課題内容 1
ページ抜粋に名前が出てくる人物を、ムーミンの物語の登場キャラクターを除いてすべて挙げてください。
課題内容 2
ページ抜粋によると、戦争が終わってトーベが借りたアトリエはどのような状態でしたか。

ページ抜粋
☆ ☆ ☆

僕はこんな事を考えている ~curezの日記~

見たもの読んだものなどの簡単な記録と感想のチラシ裏系ブログ

TOVE/トーベ

www.youtube.com原題:TOVE
監督:ザイダ・バリルート
フィンランドスウェーデン映画 2020年
☆☆☆☆☆

 

世界中で愛される“ムーミン”を生みだしたアーティスト、トーベ・ヤンソン
彼女は、いかに自由を愛し生きたのか――。

大切なのは、自分のしたいことがなにかを、わかってるってことだよ。
――スナフキン(「ムーミン谷のまつり」より)

 

<ストーリー>
第二次世界大戦下のフィンランドヘルシンキ。激しい戦火の中、画家トーベ・ヤンソンは自分を慰めるように、不思議な「ムーミントロール」の物語を描き始める。

やがて戦争が終わると、彼女は爆撃でほとんど廃墟と化したアトリエを借り、本業である絵画制作に打ち込んでいくのだが、著名な彫刻家でもある厳格な父との軋轢、保守的な美術界との葛藤の中で満たされない日々を送っていた。それでも、若き芸術家たちとの目まぐるしいパーティーや恋愛、様々な経験を経て、自由を渇望するトーベの強い思いはムーミンの物語とともに大きく膨らんでゆく。

そんな中、彼女は舞台演出家のヴィヴィカ・バンドラーと出会い激しい恋に落ちる。それはムーミンの物語、そしてトーベ自身の運命の歯車が大きく動き始めた瞬間だった。

 


数年前にトーベ・ヤンソンの伝記映画を作ってるらしいよ、という情報があってから、ずっと楽しみにしてました。やっとこちらでも公開されたので早速観て来ました。

☆ ☆ ☆

領域境界データ:

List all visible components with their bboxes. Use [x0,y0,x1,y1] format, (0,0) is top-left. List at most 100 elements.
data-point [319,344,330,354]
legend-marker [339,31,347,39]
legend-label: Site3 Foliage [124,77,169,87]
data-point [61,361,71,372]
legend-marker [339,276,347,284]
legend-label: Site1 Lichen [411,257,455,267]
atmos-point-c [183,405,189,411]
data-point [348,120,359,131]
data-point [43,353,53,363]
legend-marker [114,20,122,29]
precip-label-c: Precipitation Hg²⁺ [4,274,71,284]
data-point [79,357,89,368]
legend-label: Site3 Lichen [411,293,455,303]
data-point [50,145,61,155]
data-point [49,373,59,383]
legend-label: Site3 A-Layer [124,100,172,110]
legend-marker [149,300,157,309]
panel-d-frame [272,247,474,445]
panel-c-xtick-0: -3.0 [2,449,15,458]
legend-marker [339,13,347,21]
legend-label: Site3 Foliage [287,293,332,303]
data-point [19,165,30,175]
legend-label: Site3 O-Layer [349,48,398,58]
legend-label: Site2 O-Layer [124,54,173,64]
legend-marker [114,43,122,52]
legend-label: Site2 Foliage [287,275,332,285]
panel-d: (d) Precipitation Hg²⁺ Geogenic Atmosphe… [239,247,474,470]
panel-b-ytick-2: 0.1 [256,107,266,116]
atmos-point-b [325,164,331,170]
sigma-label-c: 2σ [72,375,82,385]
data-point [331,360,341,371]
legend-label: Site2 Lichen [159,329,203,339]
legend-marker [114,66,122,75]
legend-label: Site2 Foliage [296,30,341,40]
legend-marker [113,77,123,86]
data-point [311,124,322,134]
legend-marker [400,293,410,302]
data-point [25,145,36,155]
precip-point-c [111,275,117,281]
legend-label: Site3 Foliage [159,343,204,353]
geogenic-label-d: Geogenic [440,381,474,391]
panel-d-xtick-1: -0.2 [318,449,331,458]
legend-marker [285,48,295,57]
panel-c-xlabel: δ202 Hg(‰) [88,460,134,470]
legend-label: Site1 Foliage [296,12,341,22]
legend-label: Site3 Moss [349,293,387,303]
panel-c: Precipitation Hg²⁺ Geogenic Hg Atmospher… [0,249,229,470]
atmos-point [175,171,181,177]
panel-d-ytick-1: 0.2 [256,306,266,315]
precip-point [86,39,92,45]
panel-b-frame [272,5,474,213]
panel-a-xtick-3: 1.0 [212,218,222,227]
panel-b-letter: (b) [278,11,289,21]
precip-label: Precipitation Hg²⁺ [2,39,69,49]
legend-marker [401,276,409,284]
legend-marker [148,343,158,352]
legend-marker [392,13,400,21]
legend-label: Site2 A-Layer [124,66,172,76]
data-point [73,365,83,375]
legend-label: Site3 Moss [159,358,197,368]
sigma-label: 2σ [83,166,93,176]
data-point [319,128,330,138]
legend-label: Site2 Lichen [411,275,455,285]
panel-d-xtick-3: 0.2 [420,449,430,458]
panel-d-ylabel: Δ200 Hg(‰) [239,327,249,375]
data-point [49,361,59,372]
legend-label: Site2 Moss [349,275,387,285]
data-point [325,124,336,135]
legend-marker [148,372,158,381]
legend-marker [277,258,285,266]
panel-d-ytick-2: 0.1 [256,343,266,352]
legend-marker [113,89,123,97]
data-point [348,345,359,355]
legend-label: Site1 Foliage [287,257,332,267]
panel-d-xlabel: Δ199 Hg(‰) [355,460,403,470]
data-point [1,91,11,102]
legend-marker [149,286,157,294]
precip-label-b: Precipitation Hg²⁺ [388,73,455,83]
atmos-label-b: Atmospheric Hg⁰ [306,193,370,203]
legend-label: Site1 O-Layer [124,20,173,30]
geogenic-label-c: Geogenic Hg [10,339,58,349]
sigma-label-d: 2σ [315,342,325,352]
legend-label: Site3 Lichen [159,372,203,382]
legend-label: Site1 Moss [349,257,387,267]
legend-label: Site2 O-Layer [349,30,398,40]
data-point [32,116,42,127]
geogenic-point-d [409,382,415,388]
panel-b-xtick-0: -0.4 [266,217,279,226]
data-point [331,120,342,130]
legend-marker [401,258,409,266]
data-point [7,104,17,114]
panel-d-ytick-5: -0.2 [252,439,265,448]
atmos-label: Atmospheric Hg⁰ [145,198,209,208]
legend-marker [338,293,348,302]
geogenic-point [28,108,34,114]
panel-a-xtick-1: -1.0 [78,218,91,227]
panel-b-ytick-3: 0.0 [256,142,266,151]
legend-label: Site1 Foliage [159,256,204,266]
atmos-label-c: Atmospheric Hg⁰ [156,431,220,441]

☆ ☆ ☆

正しい出力 1
ザイダ・バリルート、トーベ・ヤンソン、ヴィヴィカ・バンドラー

正しい出力 2
爆撃でほとんど廃墟と化していました。